» Problem details: Write each line out again exactly as written.

Records that describe figures
┌────────
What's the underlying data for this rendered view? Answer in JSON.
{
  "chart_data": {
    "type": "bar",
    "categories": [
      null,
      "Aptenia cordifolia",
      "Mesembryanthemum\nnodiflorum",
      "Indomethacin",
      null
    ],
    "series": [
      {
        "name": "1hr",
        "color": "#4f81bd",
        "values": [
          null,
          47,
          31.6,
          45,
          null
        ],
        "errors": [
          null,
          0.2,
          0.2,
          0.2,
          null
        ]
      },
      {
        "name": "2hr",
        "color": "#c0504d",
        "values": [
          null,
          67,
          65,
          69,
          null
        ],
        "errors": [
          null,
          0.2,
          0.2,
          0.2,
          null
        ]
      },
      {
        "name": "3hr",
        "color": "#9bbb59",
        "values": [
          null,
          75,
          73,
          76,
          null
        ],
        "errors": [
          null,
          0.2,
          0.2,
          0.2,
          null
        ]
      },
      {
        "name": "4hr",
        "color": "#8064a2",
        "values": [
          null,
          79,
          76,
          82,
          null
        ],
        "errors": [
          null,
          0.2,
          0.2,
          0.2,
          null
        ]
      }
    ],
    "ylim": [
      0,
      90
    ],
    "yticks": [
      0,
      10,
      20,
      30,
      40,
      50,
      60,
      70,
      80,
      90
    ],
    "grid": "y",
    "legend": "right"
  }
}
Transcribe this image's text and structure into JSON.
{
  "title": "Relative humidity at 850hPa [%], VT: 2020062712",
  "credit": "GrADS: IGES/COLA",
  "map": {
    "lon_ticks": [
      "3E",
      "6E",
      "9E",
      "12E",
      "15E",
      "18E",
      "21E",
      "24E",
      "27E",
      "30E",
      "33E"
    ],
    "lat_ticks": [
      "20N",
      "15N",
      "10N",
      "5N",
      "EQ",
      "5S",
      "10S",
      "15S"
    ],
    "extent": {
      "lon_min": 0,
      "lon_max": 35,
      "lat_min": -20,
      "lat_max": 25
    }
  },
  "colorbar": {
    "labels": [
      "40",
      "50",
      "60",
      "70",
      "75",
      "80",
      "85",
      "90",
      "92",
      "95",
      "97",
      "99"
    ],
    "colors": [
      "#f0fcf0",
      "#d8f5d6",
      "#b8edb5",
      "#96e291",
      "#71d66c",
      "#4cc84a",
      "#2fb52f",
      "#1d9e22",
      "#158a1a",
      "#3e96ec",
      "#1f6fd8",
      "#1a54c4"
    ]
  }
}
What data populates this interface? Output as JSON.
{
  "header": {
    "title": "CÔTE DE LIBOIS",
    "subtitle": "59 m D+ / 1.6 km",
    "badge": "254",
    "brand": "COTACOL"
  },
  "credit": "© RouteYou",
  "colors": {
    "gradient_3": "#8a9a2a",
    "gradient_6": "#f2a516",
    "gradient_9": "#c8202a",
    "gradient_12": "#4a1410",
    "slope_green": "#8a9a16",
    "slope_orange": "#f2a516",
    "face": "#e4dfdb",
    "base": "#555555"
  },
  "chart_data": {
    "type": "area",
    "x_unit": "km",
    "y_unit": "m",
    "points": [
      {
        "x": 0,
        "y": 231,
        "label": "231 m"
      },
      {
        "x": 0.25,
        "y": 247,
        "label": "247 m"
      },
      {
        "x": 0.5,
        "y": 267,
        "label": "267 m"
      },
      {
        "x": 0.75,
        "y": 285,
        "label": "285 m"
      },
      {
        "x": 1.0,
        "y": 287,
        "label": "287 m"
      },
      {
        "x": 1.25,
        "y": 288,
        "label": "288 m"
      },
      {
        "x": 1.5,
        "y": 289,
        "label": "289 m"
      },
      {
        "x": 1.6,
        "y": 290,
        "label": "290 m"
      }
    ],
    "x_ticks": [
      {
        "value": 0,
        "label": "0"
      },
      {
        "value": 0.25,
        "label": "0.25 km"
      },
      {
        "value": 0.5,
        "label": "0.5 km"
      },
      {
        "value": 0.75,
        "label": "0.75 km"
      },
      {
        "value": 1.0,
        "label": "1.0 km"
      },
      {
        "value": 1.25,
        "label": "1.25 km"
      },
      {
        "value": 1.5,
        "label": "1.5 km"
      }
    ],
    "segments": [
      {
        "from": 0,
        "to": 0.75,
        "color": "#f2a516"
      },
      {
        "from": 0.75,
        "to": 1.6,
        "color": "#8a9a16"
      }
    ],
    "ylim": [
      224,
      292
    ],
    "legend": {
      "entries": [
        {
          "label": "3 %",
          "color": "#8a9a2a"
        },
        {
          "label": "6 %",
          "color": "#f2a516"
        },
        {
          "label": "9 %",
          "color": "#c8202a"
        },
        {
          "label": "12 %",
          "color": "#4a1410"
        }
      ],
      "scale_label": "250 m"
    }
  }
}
└────────
» Answer in full:
What's the underlying data for this rendered view? Answer in JSON.
{
  "chart_data": {
    "type": "bar",
    "categories": [
      null,
      "Aptenia cordifolia",
      "Mesembryanthemum\nnodiflorum",
      "Indomethacin",
      null
    ],
    "series": [
      {
        "name": "1hr",
        "color": "#4f81bd",
        "values": [
          null,
          47,
          31.6,
          45,
          null
        ],
        "errors": [
          null,
          0.2,
          0.2,
          0.2,
          null
        ]
      },
      {
        "name": "2hr",
        "color": "#c0504d",
        "values": [
          null,
          67,
          65,
          69,
          null
        ],
        "errors": [
          null,
          0.2,
          0.2,
          0.2,
          null
        ]
      },
      {
        "name": "3hr",
        "color": "#9bbb59",
        "values": [
          null,
          75,
          73,
          76,
          null
        ],
        "errors": [
          null,
          0.2,
          0.2,
          0.2,
          null
        ]
      },
      {
        "name": "4hr",
        "color": "#8064a2",
        "values": [
          null,
          79,
          76,
          82,
          null
        ],
        "errors": [
          null,
          0.2,
          0.2,
          0.2,
          null
        ]
      }
    ],
    "ylim": [
      0,
      90
    ],
    "yticks": [
      0,
      10,
      20,
      30,
      40,
      50,
      60,
      70,
      80,
      90
    ],
    "grid": "y",
    "legend": "right"
  }
}
Transcribe this image's text and structure into JSON.
{
  "title": "Relative humidity at 850hPa [%], VT: 2020062712",
  "credit": "GrADS: IGES/COLA",
  "map": {
    "lon_ticks": [
      "3E",
      "6E",
      "9E",
      "12E",
      "15E",
      "18E",
      "21E",
      "24E",
      "27E",
      "30E",
      "33E"
    ],
    "lat_ticks": [
      "20N",
      "15N",
      "10N",
      "5N",
      "EQ",
      "5S",
      "10S",
      "15S"
    ],
    "extent": {
      "lon_min": 0,
      "lon_max": 35,
      "lat_min": -20,
      "lat_max": 25
    }
  },
  "colorbar": {
    "labels": [
      "40",
      "50",
      "60",
      "70",
      "75",
      "80",
      "85",
      "90",
      "92",
      "95",
      "97",
      "99"
    ],
    "colors": [
      "#f0fcf0",
      "#d8f5d6",
      "#b8edb5",
      "#96e291",
      "#71d66c",
      "#4cc84a",
      "#2fb52f",
      "#1d9e22",
      "#158a1a",
      "#3e96ec",
      "#1f6fd8",
      "#1a54c4"
    ]
  }
}
What data populates this interface? Output as JSON.
{
  "header": {
    "title": "CÔTE DE LIBOIS",
    "subtitle": "59 m D+ / 1.6 km",
    "badge": "254",
    "brand": "COTACOL"
  },
  "credit": "© RouteYou",
  "colors": {
    "gradient_3": "#8a9a2a",
    "gradient_6": "#f2a516",
    "gradient_9": "#c8202a",
    "gradient_12": "#4a1410",
    "slope_green": "#8a9a16",
    "slope_orange": "#f2a516",
    "face": "#e4dfdb",
    "base": "#555555"
  },
  "chart_data": {
    "type": "area",
    "x_unit": "km",
    "y_unit": "m",
    "points": [
      {
        "x": 0,
        "y": 231,
        "label": "231 m"
      },
      {
        "x": 0.25,
        "y": 247,
        "label": "247 m"
      },
      {
        "x": 0.5,
        "y": 267,
        "label": "267 m"
      },
      {
        "x": 0.75,
        "y": 285,
        "label": "285 m"
      },
      {
        "x": 1.0,
        "y": 287,
        "label": "287 m"
      },
      {
        "x": 1.25,
        "y": 288,
        "label": "288 m"
      },
      {
        "x": 1.5,
        "y": 289,
        "label": "289 m"
      },
      {
        "x": 1.6,
        "y": 290,
        "label": "290 m"
      }
    ],
    "x_ticks": [
      {
        "value": 0,
        "label": "0"
      },
      {
        "value": 0.25,
        "label": "0.25 km"
      },
      {
        "value": 0.5,
        "label": "0.5 km"
      },
      {
        "value": 0.75,
        "label": "0.75 km"
      },
      {
        "value": 1.0,
        "label": "1.0 km"
      },
      {
        "value": 1.25,
        "label": "1.25 km"
      },
      {
        "value": 1.5,
        "label": "1.5 km"
      }
    ],
    "segments": [
      {
        "from": 0,
        "to": 0.75,
        "color": "#f2a516"
      },
      {
        "from": 0.75,
        "to": 1.6,
        "color": "#8a9a16"
      }
    ],
    "ylim": [
      224,
      292
    ],
    "legend": {
      "entries": [
        {
          "label": "3 %",
          "color": "#8a9a2a"
        },
        {
          "label": "6 %",
          "color": "#f2a516"
        },
        {
          "label": "9 %",
          "color": "#c8202a"
        },
        {
          "label": "12 %",
          "color": "#4a1410"
        }
      ],
      "scale_label": "250 m"
    }
  }
}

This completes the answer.